Set task: Find each line with the string "Similarity" and copy it.

Chart and figure data
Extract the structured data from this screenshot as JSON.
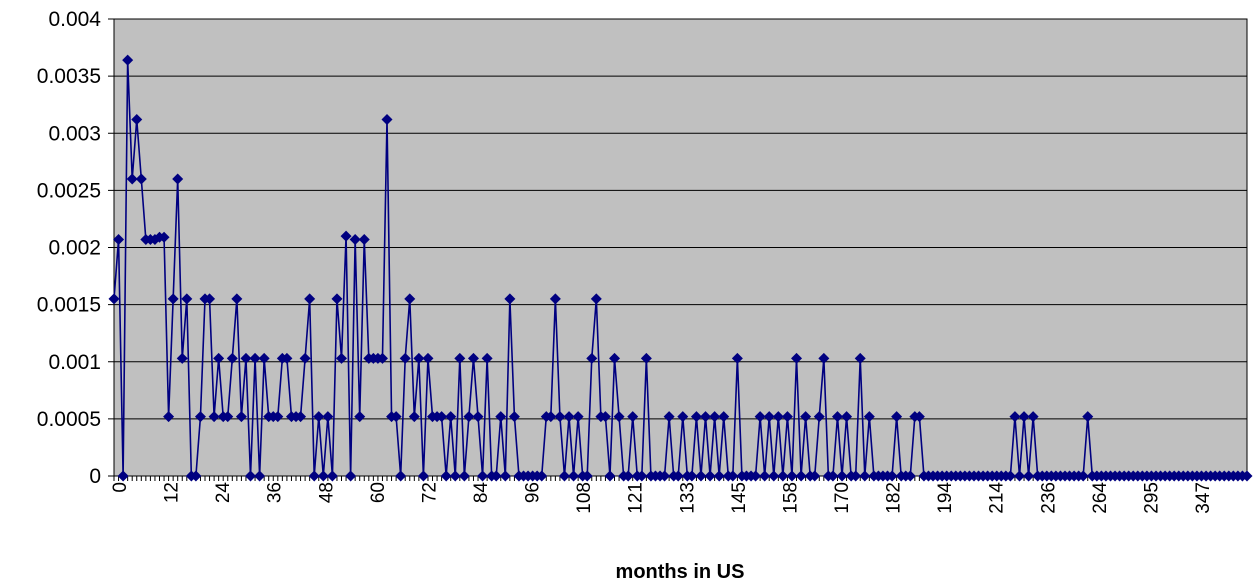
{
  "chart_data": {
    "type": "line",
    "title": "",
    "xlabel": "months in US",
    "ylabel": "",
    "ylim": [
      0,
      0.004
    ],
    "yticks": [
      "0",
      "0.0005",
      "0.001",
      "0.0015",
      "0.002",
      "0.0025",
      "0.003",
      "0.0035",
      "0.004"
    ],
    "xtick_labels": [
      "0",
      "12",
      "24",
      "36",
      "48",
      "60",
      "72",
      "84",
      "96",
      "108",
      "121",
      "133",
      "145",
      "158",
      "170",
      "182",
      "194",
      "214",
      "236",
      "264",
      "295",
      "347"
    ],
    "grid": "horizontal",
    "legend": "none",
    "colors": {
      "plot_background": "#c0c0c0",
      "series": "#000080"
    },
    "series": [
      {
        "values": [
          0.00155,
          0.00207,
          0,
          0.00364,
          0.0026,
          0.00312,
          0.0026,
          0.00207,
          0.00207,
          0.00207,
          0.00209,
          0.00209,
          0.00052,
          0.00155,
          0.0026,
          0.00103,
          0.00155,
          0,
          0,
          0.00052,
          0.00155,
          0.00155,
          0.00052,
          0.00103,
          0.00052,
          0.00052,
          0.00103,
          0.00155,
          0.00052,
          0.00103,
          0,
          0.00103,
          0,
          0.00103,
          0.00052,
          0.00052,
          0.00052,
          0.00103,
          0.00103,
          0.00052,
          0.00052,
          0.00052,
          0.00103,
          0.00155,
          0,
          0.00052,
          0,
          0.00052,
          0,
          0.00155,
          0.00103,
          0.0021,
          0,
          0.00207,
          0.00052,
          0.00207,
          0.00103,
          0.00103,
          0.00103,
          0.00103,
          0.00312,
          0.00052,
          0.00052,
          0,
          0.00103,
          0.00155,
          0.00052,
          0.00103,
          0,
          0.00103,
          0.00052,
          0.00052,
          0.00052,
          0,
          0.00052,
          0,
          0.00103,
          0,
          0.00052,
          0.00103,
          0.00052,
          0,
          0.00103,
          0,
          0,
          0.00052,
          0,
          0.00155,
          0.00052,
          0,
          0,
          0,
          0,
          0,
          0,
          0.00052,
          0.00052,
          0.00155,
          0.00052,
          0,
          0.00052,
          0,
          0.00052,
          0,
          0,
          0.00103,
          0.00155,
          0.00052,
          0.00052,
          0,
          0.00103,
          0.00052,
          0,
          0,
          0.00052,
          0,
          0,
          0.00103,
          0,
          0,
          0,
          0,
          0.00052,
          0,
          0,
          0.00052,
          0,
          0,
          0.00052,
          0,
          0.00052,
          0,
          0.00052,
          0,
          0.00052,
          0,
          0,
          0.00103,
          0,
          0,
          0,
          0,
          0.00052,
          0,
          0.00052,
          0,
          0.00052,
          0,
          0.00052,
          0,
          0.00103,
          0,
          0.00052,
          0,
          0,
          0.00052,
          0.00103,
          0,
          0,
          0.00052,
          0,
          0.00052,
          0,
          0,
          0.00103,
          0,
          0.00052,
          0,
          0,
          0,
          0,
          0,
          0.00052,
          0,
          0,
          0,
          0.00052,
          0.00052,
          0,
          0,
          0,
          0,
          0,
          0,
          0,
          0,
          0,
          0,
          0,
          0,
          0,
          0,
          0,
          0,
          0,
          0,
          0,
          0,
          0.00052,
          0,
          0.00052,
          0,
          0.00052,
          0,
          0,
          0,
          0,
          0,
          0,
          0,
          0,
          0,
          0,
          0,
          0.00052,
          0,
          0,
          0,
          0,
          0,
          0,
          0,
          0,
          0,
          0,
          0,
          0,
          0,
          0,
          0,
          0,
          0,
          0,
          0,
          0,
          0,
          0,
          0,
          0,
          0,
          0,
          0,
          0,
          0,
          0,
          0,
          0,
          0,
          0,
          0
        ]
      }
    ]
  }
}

---

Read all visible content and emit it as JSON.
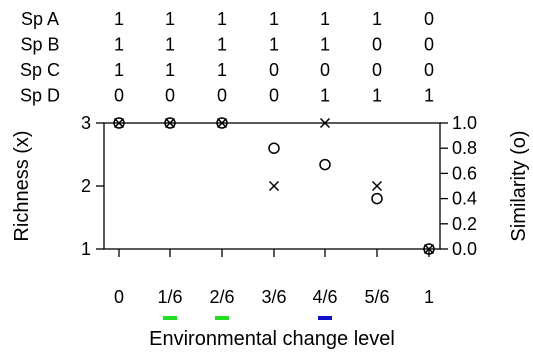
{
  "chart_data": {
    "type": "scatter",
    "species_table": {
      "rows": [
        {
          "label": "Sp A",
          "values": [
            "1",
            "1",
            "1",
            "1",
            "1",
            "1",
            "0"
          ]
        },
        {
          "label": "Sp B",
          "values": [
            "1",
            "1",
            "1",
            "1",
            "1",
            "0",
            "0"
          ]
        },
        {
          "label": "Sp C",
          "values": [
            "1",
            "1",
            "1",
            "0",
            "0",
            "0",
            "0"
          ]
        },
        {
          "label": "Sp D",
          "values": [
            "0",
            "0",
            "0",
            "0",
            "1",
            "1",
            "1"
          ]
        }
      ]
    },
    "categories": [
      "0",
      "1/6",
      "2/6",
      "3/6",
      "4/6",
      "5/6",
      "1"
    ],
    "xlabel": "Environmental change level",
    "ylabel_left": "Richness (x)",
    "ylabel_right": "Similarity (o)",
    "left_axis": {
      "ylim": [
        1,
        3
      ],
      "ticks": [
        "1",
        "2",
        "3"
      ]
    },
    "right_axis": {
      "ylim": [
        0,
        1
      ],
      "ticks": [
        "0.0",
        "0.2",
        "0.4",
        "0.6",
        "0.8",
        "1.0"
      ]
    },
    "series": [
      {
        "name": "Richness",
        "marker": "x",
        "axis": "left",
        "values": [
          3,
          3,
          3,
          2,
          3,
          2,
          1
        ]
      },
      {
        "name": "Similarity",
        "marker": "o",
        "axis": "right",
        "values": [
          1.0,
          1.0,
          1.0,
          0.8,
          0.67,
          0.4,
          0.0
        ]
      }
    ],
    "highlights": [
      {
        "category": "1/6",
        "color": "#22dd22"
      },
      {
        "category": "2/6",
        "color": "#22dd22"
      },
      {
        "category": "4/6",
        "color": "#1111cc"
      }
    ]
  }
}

Worked solution:
    "ylabel_right": "Similarity (o)",
        "name": "Similarity",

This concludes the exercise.